# start of RECORDS FOR PROCESSING

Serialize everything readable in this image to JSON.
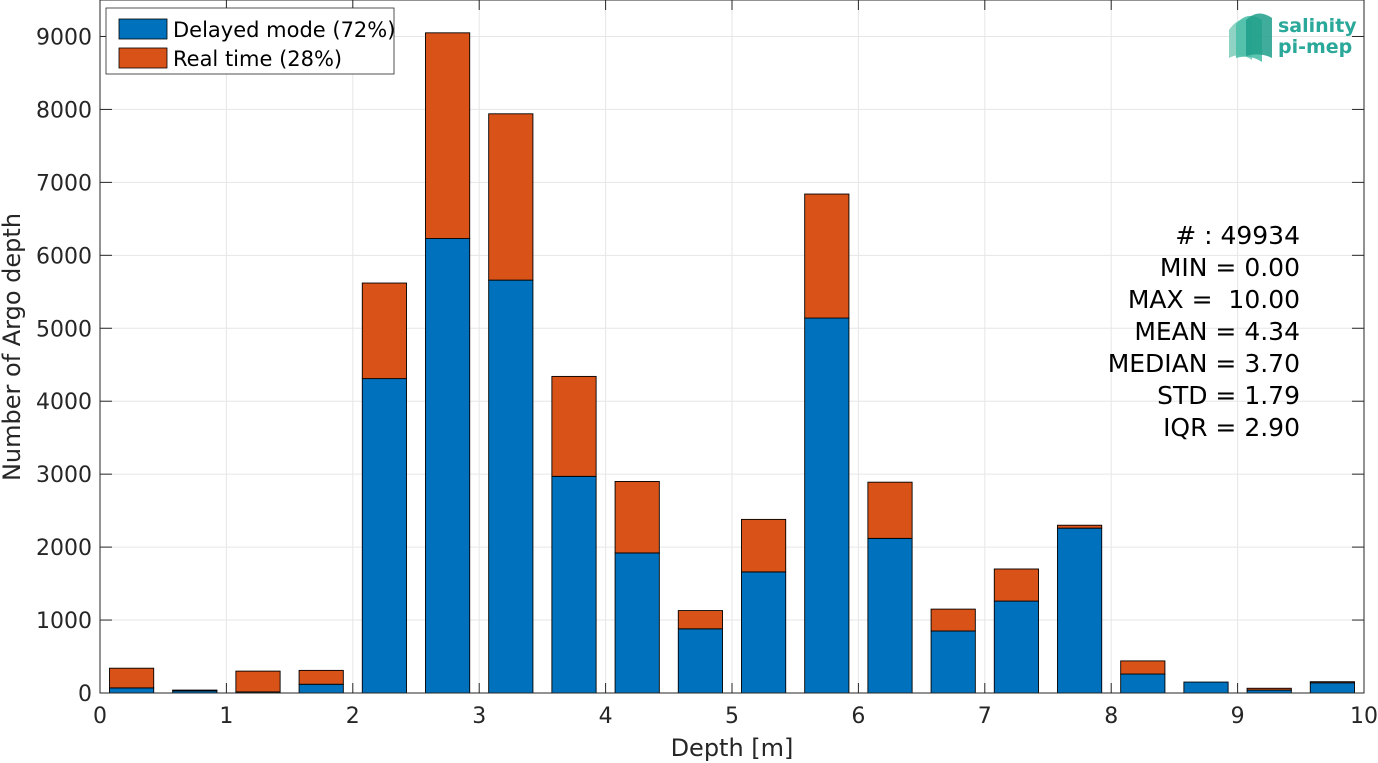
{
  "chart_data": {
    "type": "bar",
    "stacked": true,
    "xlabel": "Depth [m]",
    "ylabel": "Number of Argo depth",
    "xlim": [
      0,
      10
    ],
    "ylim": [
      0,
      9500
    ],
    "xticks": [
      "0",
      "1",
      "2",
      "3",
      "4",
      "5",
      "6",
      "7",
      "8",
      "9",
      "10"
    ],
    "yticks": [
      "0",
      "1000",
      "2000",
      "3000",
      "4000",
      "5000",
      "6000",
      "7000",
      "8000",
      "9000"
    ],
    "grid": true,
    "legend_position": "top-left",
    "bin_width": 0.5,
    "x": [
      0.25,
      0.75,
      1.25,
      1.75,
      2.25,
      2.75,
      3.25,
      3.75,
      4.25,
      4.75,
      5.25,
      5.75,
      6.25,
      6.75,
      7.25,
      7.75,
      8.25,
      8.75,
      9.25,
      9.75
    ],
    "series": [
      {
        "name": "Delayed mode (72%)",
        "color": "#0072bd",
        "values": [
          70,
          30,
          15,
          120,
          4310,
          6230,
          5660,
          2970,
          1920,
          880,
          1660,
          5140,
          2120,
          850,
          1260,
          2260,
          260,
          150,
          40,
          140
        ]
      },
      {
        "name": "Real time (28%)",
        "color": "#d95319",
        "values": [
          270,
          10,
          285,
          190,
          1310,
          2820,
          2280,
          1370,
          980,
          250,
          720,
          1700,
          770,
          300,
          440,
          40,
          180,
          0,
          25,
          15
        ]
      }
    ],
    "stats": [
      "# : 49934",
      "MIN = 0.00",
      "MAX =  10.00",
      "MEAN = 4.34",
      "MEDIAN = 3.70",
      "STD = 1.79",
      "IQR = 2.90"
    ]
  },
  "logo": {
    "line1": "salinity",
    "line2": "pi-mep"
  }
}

# end of RECORDS FOR PROCESSING

- [EXERCISE DIRECTIONS] The records above need to be restated word for word, with the pictures left out.

- [CORRECT RESULT]
Serialize everything readable in this image to JSON.
{
  "chart_data": {
    "type": "bar",
    "stacked": true,
    "xlabel": "Depth [m]",
    "ylabel": "Number of Argo depth",
    "xlim": [
      0,
      10
    ],
    "ylim": [
      0,
      9500
    ],
    "xticks": [
      "0",
      "1",
      "2",
      "3",
      "4",
      "5",
      "6",
      "7",
      "8",
      "9",
      "10"
    ],
    "yticks": [
      "0",
      "1000",
      "2000",
      "3000",
      "4000",
      "5000",
      "6000",
      "7000",
      "8000",
      "9000"
    ],
    "grid": true,
    "legend_position": "top-left",
    "bin_width": 0.5,
    "x": [
      0.25,
      0.75,
      1.25,
      1.75,
      2.25,
      2.75,
      3.25,
      3.75,
      4.25,
      4.75,
      5.25,
      5.75,
      6.25,
      6.75,
      7.25,
      7.75,
      8.25,
      8.75,
      9.25,
      9.75
    ],
    "series": [
      {
        "name": "Delayed mode (72%)",
        "color": "#0072bd",
        "values": [
          70,
          30,
          15,
          120,
          4310,
          6230,
          5660,
          2970,
          1920,
          880,
          1660,
          5140,
          2120,
          850,
          1260,
          2260,
          260,
          150,
          40,
          140
        ]
      },
      {
        "name": "Real time (28%)",
        "color": "#d95319",
        "values": [
          270,
          10,
          285,
          190,
          1310,
          2820,
          2280,
          1370,
          980,
          250,
          720,
          1700,
          770,
          300,
          440,
          40,
          180,
          0,
          25,
          15
        ]
      }
    ],
    "stats": [
      "# : 49934",
      "MIN = 0.00",
      "MAX =  10.00",
      "MEAN = 4.34",
      "MEDIAN = 3.70",
      "STD = 1.79",
      "IQR = 2.90"
    ]
  },
  "logo": {
    "line1": "salinity",
    "line2": "pi-mep"
  }
}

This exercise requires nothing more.